◆ Exercise task:
Return all lines in the material below that contain "saree".

## start

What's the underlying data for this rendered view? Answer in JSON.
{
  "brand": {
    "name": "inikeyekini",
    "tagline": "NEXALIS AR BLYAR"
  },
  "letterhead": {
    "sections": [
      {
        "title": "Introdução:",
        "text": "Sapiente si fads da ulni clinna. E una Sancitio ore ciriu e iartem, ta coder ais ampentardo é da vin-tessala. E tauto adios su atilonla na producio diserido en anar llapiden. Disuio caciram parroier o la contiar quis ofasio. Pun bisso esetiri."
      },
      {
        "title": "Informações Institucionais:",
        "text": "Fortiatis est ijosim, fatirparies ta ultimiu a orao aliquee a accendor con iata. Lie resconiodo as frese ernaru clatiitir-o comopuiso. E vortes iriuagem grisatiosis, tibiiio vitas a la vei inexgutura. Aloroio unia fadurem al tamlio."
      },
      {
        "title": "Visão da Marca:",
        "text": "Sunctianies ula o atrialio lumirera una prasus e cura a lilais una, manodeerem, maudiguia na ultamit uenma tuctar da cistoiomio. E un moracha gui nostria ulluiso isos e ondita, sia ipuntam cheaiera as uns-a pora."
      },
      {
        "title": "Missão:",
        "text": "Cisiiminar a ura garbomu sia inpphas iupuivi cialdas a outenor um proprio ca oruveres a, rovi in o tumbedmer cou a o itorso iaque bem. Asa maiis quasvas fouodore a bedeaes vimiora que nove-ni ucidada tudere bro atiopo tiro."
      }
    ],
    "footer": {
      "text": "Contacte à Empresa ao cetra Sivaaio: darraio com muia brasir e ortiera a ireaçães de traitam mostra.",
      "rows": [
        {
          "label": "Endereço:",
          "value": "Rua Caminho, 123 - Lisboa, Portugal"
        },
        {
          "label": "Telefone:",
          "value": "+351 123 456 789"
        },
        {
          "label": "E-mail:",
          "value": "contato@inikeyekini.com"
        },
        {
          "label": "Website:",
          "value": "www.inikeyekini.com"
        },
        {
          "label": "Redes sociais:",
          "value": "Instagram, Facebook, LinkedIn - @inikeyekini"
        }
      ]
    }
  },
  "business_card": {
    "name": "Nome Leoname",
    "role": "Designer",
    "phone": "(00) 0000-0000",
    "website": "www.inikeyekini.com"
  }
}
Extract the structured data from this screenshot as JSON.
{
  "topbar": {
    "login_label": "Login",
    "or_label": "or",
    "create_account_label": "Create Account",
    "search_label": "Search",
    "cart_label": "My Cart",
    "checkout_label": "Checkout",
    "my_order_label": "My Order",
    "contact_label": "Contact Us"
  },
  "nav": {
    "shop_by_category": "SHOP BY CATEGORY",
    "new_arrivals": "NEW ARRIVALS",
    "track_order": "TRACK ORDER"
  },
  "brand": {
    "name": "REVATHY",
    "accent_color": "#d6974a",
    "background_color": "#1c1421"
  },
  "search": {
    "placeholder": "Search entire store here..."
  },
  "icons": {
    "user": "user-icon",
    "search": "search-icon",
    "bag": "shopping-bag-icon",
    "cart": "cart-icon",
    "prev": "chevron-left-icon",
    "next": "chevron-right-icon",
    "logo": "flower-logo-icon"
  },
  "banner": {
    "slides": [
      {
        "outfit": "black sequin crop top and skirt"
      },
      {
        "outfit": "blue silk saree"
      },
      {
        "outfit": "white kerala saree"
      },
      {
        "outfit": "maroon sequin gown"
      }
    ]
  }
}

## end

◆ Answer below:
        "outfit": "blue silk saree"
        "outfit": "white kerala saree"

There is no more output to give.